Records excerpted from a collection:
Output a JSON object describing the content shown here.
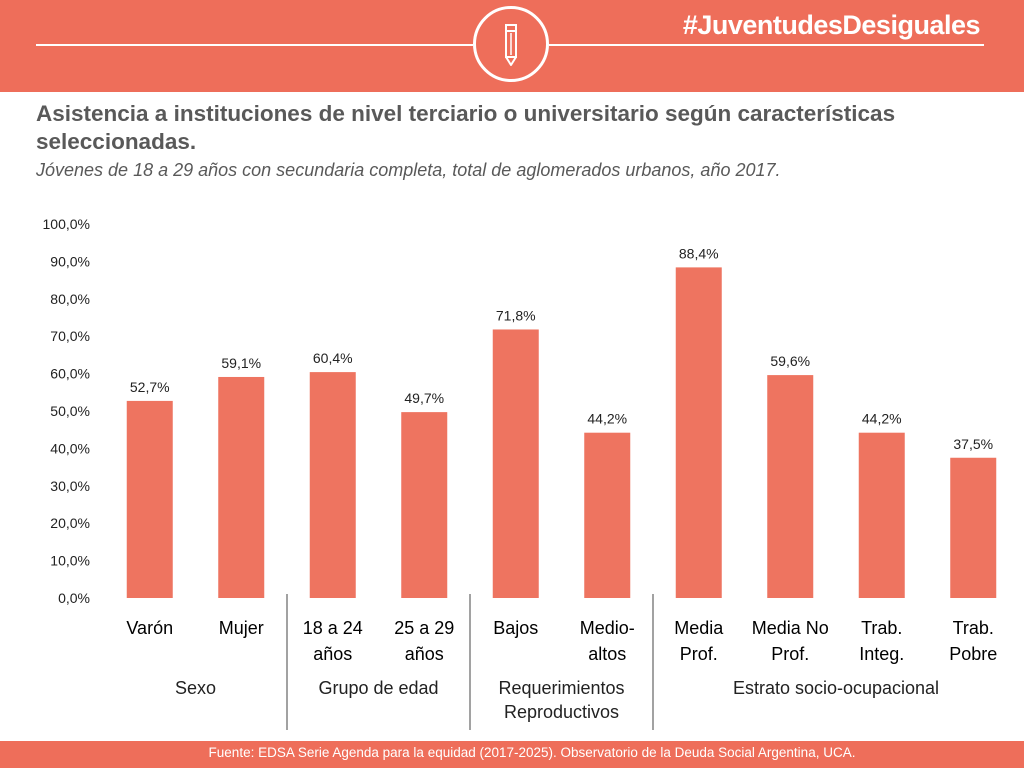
{
  "header": {
    "hashtag": "#JuventudesDesiguales",
    "logo_icon": "pencil-icon"
  },
  "title": "Asistencia a instituciones de nivel terciario o universitario según características seleccionadas.",
  "subtitle": "Jóvenes de 18 a 29 años con secundaria completa, total de aglomerados urbanos, año 2017.",
  "footer": {
    "source": "Fuente: EDSA Serie Agenda para la equidad (2017-2025). Observatorio de la Deuda Social Argentina, UCA."
  },
  "colors": {
    "accent": "#ee6e5a",
    "bar": "#ee7460"
  },
  "chart_data": {
    "type": "bar",
    "categories": [
      [
        "Varón"
      ],
      [
        "Mujer"
      ],
      [
        "18 a 24",
        "años"
      ],
      [
        "25 a 29",
        "años"
      ],
      [
        "Bajos"
      ],
      [
        "Medio-",
        "altos"
      ],
      [
        "Media",
        "Prof."
      ],
      [
        "Media No",
        "Prof."
      ],
      [
        "Trab.",
        "Integ."
      ],
      [
        "Trab.",
        "Pobre"
      ]
    ],
    "values": [
      52.7,
      59.1,
      60.4,
      49.7,
      71.8,
      44.2,
      88.4,
      59.6,
      44.2,
      37.5
    ],
    "value_labels": [
      "52,7%",
      "59,1%",
      "60,4%",
      "49,7%",
      "71,8%",
      "44,2%",
      "88,4%",
      "59,6%",
      "44,2%",
      "37,5%"
    ],
    "groups": [
      {
        "label": [
          "Sexo"
        ],
        "start": 0,
        "end": 1
      },
      {
        "label": [
          "Grupo de edad"
        ],
        "start": 2,
        "end": 3
      },
      {
        "label": [
          "Requerimientos",
          "Reproductivos"
        ],
        "start": 4,
        "end": 5
      },
      {
        "label": [
          "Estrato socio-ocupacional"
        ],
        "start": 6,
        "end": 9
      }
    ],
    "yticks": [
      "0,0%",
      "10,0%",
      "20,0%",
      "30,0%",
      "40,0%",
      "50,0%",
      "60,0%",
      "70,0%",
      "80,0%",
      "90,0%",
      "100,0%"
    ],
    "ylim": [
      0,
      100
    ],
    "grid": false,
    "legend": "none"
  }
}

# TASK OBJECTIVE:
Repeat the records above exactly, omitting every picture.

# TASK SOLUTION:
Output a JSON object describing the content shown here.
{
  "header": {
    "hashtag": "#JuventudesDesiguales",
    "logo_icon": "pencil-icon"
  },
  "title": "Asistencia a instituciones de nivel terciario o universitario según características seleccionadas.",
  "subtitle": "Jóvenes de 18 a 29 años con secundaria completa, total de aglomerados urbanos, año 2017.",
  "footer": {
    "source": "Fuente: EDSA Serie Agenda para la equidad (2017-2025). Observatorio de la Deuda Social Argentina, UCA."
  },
  "colors": {
    "accent": "#ee6e5a",
    "bar": "#ee7460"
  },
  "chart_data": {
    "type": "bar",
    "categories": [
      [
        "Varón"
      ],
      [
        "Mujer"
      ],
      [
        "18 a 24",
        "años"
      ],
      [
        "25 a 29",
        "años"
      ],
      [
        "Bajos"
      ],
      [
        "Medio-",
        "altos"
      ],
      [
        "Media",
        "Prof."
      ],
      [
        "Media No",
        "Prof."
      ],
      [
        "Trab.",
        "Integ."
      ],
      [
        "Trab.",
        "Pobre"
      ]
    ],
    "values": [
      52.7,
      59.1,
      60.4,
      49.7,
      71.8,
      44.2,
      88.4,
      59.6,
      44.2,
      37.5
    ],
    "value_labels": [
      "52,7%",
      "59,1%",
      "60,4%",
      "49,7%",
      "71,8%",
      "44,2%",
      "88,4%",
      "59,6%",
      "44,2%",
      "37,5%"
    ],
    "groups": [
      {
        "label": [
          "Sexo"
        ],
        "start": 0,
        "end": 1
      },
      {
        "label": [
          "Grupo de edad"
        ],
        "start": 2,
        "end": 3
      },
      {
        "label": [
          "Requerimientos",
          "Reproductivos"
        ],
        "start": 4,
        "end": 5
      },
      {
        "label": [
          "Estrato socio-ocupacional"
        ],
        "start": 6,
        "end": 9
      }
    ],
    "yticks": [
      "0,0%",
      "10,0%",
      "20,0%",
      "30,0%",
      "40,0%",
      "50,0%",
      "60,0%",
      "70,0%",
      "80,0%",
      "90,0%",
      "100,0%"
    ],
    "ylim": [
      0,
      100
    ],
    "grid": false,
    "legend": "none"
  }
}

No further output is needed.